*KUTIPAN HALAMAN*

Ada paradoks yang menyakitkan di sini. Sementara Mesir membuka keran miliaran dolar untuk membeli gas dari zionis, di saat yang sama ia menutup rapat pintu perbatasan Rafah bagi warga Gaza yang terjepit antara maut dan reruntuhan. Tentu saja, pengecualian diberikan—selama mereka mampu membayar ribuan dolar untuk izin keluar. Komersialisasi penderitaan ini telah menjadi rahasia umum. Mereka yang bisa membayar, bisa selamat. Yang lain? Mereka tinggal untuk dikubur. Barangkali inilah bentuk baru dari embargo: bukan karena musuh, tapi karena tetangga yang mematok harga.
Dan ini bukan tuduhan kosong. Dalam berbagai laporan investigasi, praktik percaloan izin keluar dari Gaza melalui Rafah telah menjadi industri gelap yang menjijikkan. Nilai manusia ditakar berdasarkan rekening. Lalu, bagaimana kita harus menilai Mesir hari ini? Sebuah negara yang mengklaim solidaritas Arab namun membangun kekayaan dari perdagangan dengan penjajah, dan di saat yang sama memungut cukai atas pelarian dari genosida?

*DAFTAR CATATAN*

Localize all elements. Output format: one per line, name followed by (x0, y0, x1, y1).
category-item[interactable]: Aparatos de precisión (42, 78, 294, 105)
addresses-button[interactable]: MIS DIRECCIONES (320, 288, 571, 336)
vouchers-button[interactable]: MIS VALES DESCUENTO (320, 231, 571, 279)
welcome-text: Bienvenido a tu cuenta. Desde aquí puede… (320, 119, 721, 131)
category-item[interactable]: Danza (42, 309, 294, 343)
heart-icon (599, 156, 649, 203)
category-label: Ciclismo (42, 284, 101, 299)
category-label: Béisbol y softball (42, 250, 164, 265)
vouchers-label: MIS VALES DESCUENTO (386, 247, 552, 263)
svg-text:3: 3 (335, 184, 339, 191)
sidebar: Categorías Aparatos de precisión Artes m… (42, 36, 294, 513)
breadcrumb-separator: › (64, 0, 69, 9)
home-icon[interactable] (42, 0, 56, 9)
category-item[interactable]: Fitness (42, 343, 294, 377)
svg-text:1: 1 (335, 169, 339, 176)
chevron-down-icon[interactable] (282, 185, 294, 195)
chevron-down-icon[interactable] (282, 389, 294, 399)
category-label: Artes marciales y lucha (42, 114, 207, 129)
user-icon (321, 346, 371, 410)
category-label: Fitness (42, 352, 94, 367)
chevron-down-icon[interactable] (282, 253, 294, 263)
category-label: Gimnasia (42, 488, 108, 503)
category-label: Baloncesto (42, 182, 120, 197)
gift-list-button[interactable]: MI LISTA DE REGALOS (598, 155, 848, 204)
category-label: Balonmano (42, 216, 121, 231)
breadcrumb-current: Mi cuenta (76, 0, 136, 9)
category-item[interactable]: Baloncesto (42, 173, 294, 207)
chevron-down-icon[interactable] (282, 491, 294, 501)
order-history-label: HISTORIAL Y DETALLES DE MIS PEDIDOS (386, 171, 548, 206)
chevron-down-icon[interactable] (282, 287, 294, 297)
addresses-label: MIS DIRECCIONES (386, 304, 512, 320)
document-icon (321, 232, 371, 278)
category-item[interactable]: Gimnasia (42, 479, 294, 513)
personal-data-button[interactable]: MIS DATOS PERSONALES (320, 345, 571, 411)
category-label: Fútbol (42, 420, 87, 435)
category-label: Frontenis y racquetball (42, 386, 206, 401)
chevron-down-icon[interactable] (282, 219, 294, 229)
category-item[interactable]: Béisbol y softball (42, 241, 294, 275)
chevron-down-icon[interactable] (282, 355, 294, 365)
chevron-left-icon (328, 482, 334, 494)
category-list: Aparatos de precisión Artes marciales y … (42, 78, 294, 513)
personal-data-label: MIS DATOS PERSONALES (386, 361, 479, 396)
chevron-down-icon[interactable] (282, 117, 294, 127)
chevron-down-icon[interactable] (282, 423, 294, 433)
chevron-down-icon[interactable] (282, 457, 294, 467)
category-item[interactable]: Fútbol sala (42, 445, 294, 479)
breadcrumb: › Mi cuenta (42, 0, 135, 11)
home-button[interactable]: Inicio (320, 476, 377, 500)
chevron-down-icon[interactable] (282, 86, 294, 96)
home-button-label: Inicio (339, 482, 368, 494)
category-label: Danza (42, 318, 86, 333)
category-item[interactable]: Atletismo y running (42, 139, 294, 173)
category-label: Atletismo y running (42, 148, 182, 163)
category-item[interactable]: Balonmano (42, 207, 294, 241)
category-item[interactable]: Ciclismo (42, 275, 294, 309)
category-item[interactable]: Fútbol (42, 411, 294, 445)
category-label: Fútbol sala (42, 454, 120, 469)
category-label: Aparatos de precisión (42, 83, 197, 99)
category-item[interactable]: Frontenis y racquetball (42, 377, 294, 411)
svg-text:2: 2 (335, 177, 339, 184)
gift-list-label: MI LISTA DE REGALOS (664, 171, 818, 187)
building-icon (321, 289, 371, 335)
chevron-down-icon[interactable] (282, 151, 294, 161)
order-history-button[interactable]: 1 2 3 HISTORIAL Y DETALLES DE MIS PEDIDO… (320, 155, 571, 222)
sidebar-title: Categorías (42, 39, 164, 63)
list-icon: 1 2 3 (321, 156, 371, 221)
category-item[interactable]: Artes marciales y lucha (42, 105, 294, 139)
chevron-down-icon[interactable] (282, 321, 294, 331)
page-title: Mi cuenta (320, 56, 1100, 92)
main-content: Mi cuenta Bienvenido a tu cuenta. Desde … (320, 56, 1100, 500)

*SOAL 1*
Tentukan apakah setiap pernyataan berikut sesuai dengan kutipan halaman. Jawab ya atau tidak, lalu kutip kata-kata penentunya dari teks tanpa diubah.
(a) Mesir mengeluarkan miliaran dolar untuk membeli gas dari zionis.
(b) Mesir membuka perbatasan Rafah bagi semua warga Gaza tanpa biaya.
(c) Praktik percaloan izin keluar dari Gaza disebut bersumber dari berbagai laporan investigasi.
*SOAL 2*
Jawab pertanyaan berikut berdasarkan kutipan halaman.
(a) Berapa besar bayaran yang disebut untuk mendapatkan izin keluar?
(b) Apa yang menurut teks barangkali merupakan bentuk baru dari embargo?
(c) Solidaritas apa yang diklaim oleh Mesir?
*SOAL 3*
Lanjutkan kutipan tentang Mesir dan perbatasan Rafah mulai dari kalimat terakhirnya.

*JAWABAN TERTULIS 1*
(a) Ya: "Mesir membuka keran miliaran dolar untuk membeli gas dari zionis"
(b) Tidak: "ia menutup rapat pintu perbatasan Rafah bagi warga Gaza" dan "selama mereka mampu membayar ribuan dolar untuk izin keluar"
(c) Ya: "Dalam berbagai laporan investigasi, praktik percaloan izin keluar dari Gaza melalui Rafah telah menjadi industri gelap yang menjijikkan."

*JAWABAN TERTULIS 2*
(a) Ribuan dolar.
(b) Embargo yang bukan karena musuh, tetapi karena tetangga yang mematok harga.
(c) Solidaritas Arab.

*JAWABAN TERTULIS 3*
Tidak ada lagi yang mengejutkan dalam dunia di mana diplomasi digantikan oleh spreadsheet. Di mana peta moral dibentuk bukan oleh prinsip, tapi oleh pipa-pipa gas yang membentang di bawah laut dan jalur pipa yang sedang dirancang melalui Nitzana. Dunia ini, tampaknya, telah menghafal baik-baik logika neoliberalisme: bahwa nilai tertinggi bukanlah keadilan, melainkan efisiensi; bahwa kebenaran bisa dinegosiasikan, selama harganya cukup tinggi; bahwa Palestina boleh berdarah, asalkan Mesir bisa menyalakan AC.
Lebih ironis lagi, kesepakatan ini diumumkan tak lama setelah perang singkat 12 hari antara Israel dan Iran, di mana ekspor gas dari Leviathan sempat dihentikan karena alasan keamanan. Maka, begitu damai kembali (atau setidaknya hening), ekspor dilanjutkan, seolah-olah tak pernah ada darah yang tercecer. Inilah realitas di mana perang adalah jeda, bukan krisis. Ia hanya interupsi bagi arus uang, bukan tragedi manusia.
Mereka menyebut ini “kemitraan strategis,” tapi sejatinya ini adalah ketergantungan yang disfungsional. Mesir—dengan segala sejarah heroiknya, dari Nasser sampai gerakan intifada—kini berada dalam posisi di mana ia menukar simbolisme revolusionernya dengan stabilitas ilusi. Kebutuhan energi dijadikan pembenaran untuk bertransaksi dengan negara yang, dalam waktu bersamaan, membombardir tetangga satu umat, satu bahasa, satu luka.
Tentu saja, akan ada yang berkata: “Ini soal survival.” Bahwa Mesir harus menjaga ekonominya, menyelamatkan rakyatnya dari gelap gulita dan stagflasi. Tapi tidakkah kita belajar dari sejarah bahwa survival tanpa martabat adalah bentuk kelangsungan hidup yang paling menyedihkan? Apa artinya terang benderang lampu-lampu di Kairo jika cahaya itu diperoleh dengan menutup mata terhadap kehancuran Gaza?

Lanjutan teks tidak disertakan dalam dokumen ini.